What you need to do:
Type out the records that follow, exactly as given.

[Extracted records]
'''

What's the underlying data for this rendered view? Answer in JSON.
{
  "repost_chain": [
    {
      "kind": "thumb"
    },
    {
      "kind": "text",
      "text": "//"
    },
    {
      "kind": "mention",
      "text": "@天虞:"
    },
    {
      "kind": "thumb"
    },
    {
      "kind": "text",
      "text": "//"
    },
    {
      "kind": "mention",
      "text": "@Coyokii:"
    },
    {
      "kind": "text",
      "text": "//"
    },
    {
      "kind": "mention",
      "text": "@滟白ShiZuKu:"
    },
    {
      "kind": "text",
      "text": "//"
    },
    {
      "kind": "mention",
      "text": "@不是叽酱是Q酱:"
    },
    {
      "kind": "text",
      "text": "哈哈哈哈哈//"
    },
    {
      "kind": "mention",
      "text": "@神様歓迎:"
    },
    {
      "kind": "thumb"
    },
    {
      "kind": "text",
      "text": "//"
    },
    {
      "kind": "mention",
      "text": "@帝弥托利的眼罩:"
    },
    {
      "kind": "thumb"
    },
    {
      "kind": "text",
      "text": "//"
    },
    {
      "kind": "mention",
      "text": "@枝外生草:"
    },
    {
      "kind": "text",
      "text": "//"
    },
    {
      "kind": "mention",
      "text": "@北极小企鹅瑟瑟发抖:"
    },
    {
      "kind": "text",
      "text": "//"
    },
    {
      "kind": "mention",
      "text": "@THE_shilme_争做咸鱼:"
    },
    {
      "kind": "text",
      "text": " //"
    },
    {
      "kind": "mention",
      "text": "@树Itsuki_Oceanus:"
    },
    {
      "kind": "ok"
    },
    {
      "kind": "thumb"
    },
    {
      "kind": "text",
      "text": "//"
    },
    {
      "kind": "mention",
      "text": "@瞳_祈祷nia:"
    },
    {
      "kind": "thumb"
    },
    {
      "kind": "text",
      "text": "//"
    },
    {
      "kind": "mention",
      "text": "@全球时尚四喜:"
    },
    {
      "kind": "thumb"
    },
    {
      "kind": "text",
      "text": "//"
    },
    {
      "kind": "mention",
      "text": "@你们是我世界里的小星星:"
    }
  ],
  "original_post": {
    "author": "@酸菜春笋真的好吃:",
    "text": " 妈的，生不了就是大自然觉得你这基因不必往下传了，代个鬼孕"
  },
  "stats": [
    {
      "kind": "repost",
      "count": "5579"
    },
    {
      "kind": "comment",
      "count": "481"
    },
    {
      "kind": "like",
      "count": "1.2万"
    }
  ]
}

'''

Correct answer:
What's the underlying data for this rendered view? Answer in JSON.
{
  "repost_chain": [
    {
      "kind": "thumb"
    },
    {
      "kind": "text",
      "text": "//"
    },
    {
      "kind": "mention",
      "text": "@天虞:"
    },
    {
      "kind": "thumb"
    },
    {
      "kind": "text",
      "text": "//"
    },
    {
      "kind": "mention",
      "text": "@Coyokii:"
    },
    {
      "kind": "text",
      "text": "//"
    },
    {
      "kind": "mention",
      "text": "@滟白ShiZuKu:"
    },
    {
      "kind": "text",
      "text": "//"
    },
    {
      "kind": "mention",
      "text": "@不是叽酱是Q酱:"
    },
    {
      "kind": "text",
      "text": "哈哈哈哈哈//"
    },
    {
      "kind": "mention",
      "text": "@神様歓迎:"
    },
    {
      "kind": "thumb"
    },
    {
      "kind": "text",
      "text": "//"
    },
    {
      "kind": "mention",
      "text": "@帝弥托利的眼罩:"
    },
    {
      "kind": "thumb"
    },
    {
      "kind": "text",
      "text": "//"
    },
    {
      "kind": "mention",
      "text": "@枝外生草:"
    },
    {
      "kind": "text",
      "text": "//"
    },
    {
      "kind": "mention",
      "text": "@北极小企鹅瑟瑟发抖:"
    },
    {
      "kind": "text",
      "text": "//"
    },
    {
      "kind": "mention",
      "text": "@THE_shilme_争做咸鱼:"
    },
    {
      "kind": "text",
      "text": " //"
    },
    {
      "kind": "mention",
      "text": "@树Itsuki_Oceanus:"
    },
    {
      "kind": "ok"
    },
    {
      "kind": "thumb"
    },
    {
      "kind": "text",
      "text": "//"
    },
    {
      "kind": "mention",
      "text": "@瞳_祈祷nia:"
    },
    {
      "kind": "thumb"
    },
    {
      "kind": "text",
      "text": "//"
    },
    {
      "kind": "mention",
      "text": "@全球时尚四喜:"
    },
    {
      "kind": "thumb"
    },
    {
      "kind": "text",
      "text": "//"
    },
    {
      "kind": "mention",
      "text": "@你们是我世界里的小星星:"
    }
  ],
  "original_post": {
    "author": "@酸菜春笋真的好吃:",
    "text": " 妈的，生不了就是大自然觉得你这基因不必往下传了，代个鬼孕"
  },
  "stats": [
    {
      "kind": "repost",
      "count": "5579"
    },
    {
      "kind": "comment",
      "count": "481"
    },
    {
      "kind": "like",
      "count": "1.2万"
    }
  ]
}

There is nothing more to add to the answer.